■ Lista de actividades
A. Cita textualmente, del texto sobre la Directiva de diligencia debida, el pasaje que empieza con las palabras "2) Se limita" y termina con "los impactos adversos.".
B. Por favor, prolonga el texto sobre la Directiva de diligencia debida a partir del último apartado que aparece.

■ Fragmento proporcionado
----

2) Se limita el alcance de las obligaciones previstas en la Directiva, al permitir que las empresas concentren su actuación únicamente en aquellas áreas de su cadena de actividad donde consideren más probables los impactos adversos.
3) Se permite igualmente que, cuando se determine que es igualmente probable que se produzcan efectos adversos o que estos sean igualmente graves en varios ámbitos, las empresas puedan dar prioridad a la evaluación de esos ámbitos en los que participen socios comerciales directos; lo que, interpretado en sentido contrario, permite que se otorgue menor atención respecto de los sucesivos eslabones de la cadena de subcontratación.
4) Se elimina la obligación de adoptar planes de transición climática.
5) Se suprime el régimen armonizado de responsabilidad civil a escala de la Unión Europea, quedando remitida a todos los efectos a la plena decisión de cada uno de los Estados miembros la regulación del régimen de reclamación de indemnizaciones de daños y perjuicios a las grandes empresas por los daños ocasionados en caso de incumplimiento de su deber de diligencia debida.

----

Datos de comprensión de documentos:

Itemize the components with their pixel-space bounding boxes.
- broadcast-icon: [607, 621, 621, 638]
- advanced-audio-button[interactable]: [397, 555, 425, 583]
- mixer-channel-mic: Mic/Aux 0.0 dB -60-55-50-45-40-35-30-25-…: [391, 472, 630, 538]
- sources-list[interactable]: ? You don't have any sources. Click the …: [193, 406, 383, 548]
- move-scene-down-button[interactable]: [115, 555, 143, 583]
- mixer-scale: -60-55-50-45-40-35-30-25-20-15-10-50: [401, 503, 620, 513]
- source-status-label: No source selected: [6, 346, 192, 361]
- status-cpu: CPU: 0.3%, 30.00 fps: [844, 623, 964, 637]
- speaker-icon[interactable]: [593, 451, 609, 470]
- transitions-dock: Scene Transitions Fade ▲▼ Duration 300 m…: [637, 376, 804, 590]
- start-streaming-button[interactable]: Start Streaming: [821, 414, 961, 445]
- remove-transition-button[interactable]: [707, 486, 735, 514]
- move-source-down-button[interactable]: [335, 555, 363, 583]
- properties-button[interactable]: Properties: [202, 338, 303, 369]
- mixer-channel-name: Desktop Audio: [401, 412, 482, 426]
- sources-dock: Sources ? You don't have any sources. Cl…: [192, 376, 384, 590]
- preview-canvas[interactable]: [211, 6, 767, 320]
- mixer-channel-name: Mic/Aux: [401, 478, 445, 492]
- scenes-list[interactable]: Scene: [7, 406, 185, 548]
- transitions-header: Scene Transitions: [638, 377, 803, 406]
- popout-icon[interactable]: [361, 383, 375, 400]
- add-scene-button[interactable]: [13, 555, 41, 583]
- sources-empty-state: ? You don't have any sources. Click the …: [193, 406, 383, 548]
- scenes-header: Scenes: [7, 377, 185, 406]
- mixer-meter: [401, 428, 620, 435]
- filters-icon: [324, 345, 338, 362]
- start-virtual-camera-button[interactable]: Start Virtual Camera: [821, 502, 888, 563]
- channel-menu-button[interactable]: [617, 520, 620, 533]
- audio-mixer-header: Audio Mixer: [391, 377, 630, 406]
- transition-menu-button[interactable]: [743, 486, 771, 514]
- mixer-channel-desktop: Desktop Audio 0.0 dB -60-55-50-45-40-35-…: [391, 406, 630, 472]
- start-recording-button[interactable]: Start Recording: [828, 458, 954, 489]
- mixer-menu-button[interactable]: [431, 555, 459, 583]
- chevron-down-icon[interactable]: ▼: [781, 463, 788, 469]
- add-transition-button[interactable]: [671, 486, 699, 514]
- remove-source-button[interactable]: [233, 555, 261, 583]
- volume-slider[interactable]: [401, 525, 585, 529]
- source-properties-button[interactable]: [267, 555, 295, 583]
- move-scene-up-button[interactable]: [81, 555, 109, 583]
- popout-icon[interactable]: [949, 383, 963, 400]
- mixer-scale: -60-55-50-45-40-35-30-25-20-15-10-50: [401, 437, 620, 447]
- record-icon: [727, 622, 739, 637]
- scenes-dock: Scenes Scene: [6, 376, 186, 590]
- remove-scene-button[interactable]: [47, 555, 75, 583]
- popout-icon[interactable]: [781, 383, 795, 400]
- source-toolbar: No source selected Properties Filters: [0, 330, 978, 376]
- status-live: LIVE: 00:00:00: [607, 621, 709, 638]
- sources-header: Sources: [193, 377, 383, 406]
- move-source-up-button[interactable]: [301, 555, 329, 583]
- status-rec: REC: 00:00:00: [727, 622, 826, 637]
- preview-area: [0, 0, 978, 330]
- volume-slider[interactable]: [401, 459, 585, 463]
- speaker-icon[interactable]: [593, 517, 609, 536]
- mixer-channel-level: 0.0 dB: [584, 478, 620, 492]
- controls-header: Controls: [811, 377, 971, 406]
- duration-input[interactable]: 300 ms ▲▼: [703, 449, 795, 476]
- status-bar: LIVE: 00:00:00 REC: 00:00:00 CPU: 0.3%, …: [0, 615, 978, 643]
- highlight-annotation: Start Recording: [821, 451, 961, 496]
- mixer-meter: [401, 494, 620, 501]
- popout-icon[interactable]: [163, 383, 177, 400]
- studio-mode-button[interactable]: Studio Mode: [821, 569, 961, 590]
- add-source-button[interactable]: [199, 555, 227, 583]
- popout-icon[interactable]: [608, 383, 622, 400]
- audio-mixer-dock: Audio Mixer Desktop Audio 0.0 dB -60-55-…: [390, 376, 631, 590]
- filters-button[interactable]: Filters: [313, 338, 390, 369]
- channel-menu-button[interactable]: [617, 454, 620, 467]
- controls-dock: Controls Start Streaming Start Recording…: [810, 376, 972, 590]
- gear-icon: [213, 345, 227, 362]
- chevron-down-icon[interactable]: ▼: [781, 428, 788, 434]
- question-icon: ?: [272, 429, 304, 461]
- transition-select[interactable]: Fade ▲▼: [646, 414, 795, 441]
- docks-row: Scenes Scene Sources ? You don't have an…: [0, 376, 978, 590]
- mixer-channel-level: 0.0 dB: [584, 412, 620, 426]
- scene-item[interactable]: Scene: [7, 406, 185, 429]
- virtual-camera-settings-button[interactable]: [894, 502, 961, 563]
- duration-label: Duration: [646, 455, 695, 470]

----

■ Resultados esperados
A.
2) Se limita el alcance de las obligaciones previstas en la Directiva, al permitir que las empresas concentren su actuación únicamente en aquellas áreas de su cadena de actividad donde consideren más probables los impactos adversos.

B.
6) Se mantiene la necesidad de establecer un régimen de sanciones pecuniarias administrativas efectivas, proporcionadas y disuasorias por infracción de la normativa nacional en esta materia, si bien la reforma de la Directiva introduce un límite máximo a estas sanciones, cifrado en el 3 % del volumen de negocios neto mundial, a fin de garantizar unas condiciones de competencia equitativas en toda la Unión y en consonancia con el objetivo de armonización.
7) Se aplaza el calendario de entrada en vigor de esta normativa: el plazo de transposición se alarga hasta finales de julio de 2028, al tiempo que su efectiva aplicación a las empresas se pospone hasta julio de 2029.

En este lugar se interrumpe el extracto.